Look below. Copy each line that has "JSON" in it.

_ _ _

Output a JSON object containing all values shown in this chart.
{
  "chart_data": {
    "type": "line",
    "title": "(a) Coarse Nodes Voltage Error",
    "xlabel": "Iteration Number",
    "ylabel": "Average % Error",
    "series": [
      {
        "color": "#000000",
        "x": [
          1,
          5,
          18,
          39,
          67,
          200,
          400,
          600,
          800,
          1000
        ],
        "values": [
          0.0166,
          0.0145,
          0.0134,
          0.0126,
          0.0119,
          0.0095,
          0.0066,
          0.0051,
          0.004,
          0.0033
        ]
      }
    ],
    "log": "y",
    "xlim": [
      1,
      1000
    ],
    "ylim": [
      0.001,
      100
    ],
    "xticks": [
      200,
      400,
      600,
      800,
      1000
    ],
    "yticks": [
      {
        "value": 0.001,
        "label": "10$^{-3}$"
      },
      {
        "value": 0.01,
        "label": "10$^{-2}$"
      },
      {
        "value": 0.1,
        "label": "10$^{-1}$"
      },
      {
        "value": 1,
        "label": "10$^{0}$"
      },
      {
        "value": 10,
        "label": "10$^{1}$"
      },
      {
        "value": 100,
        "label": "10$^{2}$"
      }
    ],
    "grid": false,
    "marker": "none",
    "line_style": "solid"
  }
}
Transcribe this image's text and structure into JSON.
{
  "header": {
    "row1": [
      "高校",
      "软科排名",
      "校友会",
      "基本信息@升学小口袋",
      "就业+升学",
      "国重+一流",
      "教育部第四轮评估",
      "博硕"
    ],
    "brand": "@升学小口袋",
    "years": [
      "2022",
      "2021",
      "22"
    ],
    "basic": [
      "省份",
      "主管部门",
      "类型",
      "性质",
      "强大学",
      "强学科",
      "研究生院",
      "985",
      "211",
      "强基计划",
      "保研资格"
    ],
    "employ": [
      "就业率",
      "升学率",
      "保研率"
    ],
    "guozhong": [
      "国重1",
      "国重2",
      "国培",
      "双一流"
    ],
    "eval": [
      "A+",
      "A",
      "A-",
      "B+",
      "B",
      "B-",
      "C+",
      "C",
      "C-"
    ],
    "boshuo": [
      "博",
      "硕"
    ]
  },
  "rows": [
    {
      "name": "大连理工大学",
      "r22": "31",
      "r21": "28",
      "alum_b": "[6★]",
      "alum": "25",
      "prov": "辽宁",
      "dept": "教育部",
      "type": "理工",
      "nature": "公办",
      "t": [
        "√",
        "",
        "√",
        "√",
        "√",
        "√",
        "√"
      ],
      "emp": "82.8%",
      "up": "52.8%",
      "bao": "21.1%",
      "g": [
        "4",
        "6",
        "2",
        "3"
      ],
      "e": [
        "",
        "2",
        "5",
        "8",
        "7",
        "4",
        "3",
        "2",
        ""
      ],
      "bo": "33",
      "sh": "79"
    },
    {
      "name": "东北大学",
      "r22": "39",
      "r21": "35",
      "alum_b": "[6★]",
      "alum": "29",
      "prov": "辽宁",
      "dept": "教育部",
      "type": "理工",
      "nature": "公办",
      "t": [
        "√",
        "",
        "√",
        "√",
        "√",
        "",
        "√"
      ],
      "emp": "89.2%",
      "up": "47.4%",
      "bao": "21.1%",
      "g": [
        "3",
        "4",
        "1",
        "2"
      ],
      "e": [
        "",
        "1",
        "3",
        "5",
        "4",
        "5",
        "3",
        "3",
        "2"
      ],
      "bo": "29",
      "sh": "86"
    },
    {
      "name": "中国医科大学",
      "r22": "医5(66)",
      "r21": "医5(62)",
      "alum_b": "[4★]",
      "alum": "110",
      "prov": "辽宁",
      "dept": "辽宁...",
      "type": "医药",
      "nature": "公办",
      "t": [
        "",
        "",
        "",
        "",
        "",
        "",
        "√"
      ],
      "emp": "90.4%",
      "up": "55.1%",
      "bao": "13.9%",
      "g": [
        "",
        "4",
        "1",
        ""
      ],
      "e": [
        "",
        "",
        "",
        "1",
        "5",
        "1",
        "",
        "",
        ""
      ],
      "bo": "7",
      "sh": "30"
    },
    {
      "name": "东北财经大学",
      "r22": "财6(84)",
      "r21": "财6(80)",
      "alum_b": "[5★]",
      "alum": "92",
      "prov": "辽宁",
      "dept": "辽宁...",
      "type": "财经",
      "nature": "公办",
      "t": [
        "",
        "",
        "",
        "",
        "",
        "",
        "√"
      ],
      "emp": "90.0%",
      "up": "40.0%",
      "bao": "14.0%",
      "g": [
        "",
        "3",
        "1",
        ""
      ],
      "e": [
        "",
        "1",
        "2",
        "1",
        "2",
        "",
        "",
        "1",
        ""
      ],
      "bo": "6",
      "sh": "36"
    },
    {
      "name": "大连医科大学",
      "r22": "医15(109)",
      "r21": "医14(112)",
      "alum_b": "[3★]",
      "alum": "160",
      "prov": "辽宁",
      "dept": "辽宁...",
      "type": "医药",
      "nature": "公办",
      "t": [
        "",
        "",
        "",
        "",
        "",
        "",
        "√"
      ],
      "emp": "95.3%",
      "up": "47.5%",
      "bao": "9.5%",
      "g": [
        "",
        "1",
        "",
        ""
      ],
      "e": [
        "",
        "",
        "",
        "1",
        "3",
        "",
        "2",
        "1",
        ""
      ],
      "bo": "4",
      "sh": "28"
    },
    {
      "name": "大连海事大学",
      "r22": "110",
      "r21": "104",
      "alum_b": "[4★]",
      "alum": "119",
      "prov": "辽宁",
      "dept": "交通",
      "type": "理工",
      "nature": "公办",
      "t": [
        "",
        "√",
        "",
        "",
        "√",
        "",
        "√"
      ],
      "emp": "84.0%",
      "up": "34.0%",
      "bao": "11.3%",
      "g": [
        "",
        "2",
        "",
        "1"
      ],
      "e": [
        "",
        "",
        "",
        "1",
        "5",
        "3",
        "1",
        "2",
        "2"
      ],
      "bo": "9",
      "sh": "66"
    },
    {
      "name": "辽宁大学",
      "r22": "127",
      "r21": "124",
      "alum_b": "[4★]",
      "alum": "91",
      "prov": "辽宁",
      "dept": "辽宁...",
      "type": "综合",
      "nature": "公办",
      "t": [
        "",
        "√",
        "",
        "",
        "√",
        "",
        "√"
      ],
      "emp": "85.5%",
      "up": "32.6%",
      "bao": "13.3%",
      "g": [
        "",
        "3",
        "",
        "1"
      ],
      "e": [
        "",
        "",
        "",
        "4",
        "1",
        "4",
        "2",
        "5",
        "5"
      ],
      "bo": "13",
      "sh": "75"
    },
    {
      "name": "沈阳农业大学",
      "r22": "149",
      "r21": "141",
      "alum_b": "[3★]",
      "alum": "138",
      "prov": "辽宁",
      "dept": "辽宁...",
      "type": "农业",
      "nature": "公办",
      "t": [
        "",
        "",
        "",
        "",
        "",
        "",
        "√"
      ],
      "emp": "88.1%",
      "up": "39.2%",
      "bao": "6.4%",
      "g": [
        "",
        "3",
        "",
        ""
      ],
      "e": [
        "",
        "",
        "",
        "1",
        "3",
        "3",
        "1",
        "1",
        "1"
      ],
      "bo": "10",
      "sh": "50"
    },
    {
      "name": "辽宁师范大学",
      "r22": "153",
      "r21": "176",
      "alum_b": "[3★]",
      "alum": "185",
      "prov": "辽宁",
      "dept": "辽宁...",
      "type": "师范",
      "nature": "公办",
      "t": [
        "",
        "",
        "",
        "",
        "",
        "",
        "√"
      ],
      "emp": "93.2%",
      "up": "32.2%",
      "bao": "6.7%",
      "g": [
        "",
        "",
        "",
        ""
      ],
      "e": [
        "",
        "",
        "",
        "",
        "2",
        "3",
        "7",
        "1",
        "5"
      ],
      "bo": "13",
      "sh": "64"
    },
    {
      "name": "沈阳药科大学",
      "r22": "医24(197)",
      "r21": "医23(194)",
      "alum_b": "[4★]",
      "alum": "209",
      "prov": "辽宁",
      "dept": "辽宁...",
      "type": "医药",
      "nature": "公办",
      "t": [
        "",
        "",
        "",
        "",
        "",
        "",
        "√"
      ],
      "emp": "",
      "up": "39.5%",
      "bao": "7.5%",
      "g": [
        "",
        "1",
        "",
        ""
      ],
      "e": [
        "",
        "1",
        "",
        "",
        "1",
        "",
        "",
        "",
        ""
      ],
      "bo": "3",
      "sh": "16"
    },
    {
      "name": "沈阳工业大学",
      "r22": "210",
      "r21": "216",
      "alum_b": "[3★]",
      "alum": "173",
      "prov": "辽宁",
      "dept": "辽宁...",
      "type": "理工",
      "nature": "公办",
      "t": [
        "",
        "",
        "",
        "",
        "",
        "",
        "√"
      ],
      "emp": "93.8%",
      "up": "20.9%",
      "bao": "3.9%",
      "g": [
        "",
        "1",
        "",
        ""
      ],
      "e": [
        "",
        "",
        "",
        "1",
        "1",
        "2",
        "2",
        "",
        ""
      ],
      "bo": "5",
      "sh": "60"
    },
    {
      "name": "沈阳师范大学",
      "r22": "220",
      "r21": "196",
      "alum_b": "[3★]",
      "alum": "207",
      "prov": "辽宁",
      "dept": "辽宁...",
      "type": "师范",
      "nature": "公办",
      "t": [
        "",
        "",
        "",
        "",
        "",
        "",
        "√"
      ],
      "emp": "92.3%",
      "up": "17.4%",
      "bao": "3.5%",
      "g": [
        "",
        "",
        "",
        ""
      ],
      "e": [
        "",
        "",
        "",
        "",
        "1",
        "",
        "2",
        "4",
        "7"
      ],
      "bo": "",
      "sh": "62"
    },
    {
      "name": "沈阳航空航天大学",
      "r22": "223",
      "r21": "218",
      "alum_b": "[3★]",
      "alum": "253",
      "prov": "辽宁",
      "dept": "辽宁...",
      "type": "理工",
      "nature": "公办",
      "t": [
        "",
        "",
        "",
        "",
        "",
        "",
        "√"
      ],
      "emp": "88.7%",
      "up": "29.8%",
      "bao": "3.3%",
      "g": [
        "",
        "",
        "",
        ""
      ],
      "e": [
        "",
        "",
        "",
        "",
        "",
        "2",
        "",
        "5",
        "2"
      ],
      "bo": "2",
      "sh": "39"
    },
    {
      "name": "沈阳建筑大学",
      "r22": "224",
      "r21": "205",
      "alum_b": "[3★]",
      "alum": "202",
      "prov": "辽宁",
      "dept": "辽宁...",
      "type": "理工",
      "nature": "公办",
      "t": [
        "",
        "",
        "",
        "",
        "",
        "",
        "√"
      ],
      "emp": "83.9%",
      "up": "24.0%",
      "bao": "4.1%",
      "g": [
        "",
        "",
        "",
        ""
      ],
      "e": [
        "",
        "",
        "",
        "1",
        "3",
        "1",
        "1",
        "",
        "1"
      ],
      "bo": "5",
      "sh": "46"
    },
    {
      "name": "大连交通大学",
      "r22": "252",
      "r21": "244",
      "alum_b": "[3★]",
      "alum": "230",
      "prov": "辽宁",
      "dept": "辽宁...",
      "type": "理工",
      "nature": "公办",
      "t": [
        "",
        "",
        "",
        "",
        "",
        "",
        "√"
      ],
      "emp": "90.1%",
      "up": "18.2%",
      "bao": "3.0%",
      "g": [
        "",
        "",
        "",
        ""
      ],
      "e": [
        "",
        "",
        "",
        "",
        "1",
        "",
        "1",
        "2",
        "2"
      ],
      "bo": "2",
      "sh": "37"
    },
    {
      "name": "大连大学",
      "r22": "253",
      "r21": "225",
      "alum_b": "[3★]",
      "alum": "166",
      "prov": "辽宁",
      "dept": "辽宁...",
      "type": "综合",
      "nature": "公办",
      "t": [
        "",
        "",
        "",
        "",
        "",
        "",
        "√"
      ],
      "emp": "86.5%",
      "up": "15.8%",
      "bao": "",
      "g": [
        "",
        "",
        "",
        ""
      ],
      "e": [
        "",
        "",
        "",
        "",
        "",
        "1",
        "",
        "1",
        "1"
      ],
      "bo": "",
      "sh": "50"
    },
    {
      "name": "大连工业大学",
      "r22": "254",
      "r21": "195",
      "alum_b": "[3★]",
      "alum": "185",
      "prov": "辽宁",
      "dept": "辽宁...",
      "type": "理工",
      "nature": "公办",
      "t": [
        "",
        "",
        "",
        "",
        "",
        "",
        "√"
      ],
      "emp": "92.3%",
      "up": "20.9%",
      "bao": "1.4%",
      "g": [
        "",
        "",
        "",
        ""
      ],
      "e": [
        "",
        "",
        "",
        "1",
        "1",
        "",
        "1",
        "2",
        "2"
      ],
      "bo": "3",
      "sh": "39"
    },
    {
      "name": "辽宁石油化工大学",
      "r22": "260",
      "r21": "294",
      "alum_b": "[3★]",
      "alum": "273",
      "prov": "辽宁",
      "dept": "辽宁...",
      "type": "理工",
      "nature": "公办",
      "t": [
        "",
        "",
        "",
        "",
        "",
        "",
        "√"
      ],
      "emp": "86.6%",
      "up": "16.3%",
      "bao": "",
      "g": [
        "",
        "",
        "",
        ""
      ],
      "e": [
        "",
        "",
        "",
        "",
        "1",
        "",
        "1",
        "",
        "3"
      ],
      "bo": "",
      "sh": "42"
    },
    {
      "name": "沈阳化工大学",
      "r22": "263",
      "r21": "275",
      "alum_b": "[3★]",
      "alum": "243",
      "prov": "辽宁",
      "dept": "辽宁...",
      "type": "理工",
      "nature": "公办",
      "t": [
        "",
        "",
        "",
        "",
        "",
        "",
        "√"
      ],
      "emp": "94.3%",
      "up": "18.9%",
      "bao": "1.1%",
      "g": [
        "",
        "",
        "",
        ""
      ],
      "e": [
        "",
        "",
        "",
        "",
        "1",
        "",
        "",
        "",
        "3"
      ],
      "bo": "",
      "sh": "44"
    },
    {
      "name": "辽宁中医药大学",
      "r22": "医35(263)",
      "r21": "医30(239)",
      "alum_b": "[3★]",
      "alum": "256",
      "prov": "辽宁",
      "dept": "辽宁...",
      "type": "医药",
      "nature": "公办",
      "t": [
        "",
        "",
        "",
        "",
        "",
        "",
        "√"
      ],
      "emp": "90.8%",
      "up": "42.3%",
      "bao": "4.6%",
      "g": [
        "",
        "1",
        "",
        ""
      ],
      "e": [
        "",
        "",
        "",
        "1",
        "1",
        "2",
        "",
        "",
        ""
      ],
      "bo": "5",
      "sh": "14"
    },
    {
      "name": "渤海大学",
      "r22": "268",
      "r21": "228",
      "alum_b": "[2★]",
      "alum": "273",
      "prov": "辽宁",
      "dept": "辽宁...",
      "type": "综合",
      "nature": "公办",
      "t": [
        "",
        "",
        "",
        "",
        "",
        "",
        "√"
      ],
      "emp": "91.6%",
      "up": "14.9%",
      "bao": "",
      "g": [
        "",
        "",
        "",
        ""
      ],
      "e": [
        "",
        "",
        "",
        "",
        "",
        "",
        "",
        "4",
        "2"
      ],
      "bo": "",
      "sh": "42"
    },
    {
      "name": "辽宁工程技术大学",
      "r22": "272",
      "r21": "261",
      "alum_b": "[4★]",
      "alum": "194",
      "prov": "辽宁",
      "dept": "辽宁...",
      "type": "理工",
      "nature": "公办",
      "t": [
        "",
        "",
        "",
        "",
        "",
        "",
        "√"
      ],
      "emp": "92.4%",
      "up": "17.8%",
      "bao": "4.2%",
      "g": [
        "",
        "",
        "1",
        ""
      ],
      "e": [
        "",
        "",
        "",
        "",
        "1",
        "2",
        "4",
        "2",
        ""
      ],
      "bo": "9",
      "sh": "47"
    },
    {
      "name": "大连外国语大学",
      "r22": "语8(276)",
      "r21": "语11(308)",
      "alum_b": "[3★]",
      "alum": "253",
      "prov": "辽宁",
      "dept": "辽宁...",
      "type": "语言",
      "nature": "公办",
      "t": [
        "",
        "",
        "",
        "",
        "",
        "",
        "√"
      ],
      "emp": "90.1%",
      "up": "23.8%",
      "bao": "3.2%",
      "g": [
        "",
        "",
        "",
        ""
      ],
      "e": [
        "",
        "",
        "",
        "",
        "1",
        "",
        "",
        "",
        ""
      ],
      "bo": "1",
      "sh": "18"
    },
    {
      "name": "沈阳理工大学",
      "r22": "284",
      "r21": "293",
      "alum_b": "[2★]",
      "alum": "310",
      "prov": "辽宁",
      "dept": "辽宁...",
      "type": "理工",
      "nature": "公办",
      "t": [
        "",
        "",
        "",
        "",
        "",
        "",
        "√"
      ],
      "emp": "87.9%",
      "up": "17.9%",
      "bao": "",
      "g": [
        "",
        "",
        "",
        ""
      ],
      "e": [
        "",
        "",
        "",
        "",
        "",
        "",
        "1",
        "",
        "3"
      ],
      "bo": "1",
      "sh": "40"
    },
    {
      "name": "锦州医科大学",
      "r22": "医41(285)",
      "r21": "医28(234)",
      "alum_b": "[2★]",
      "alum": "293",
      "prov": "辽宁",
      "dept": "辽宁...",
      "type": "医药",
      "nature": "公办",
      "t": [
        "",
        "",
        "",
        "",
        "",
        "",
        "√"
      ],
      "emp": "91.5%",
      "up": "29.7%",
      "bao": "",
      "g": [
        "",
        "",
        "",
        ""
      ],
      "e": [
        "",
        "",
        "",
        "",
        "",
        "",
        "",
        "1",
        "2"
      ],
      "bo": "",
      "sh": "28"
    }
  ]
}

_ _ _

◆ SOLUTION BELOW:
Output a JSON object containing all values shown in this chart.
Transcribe this image's text and structure into JSON.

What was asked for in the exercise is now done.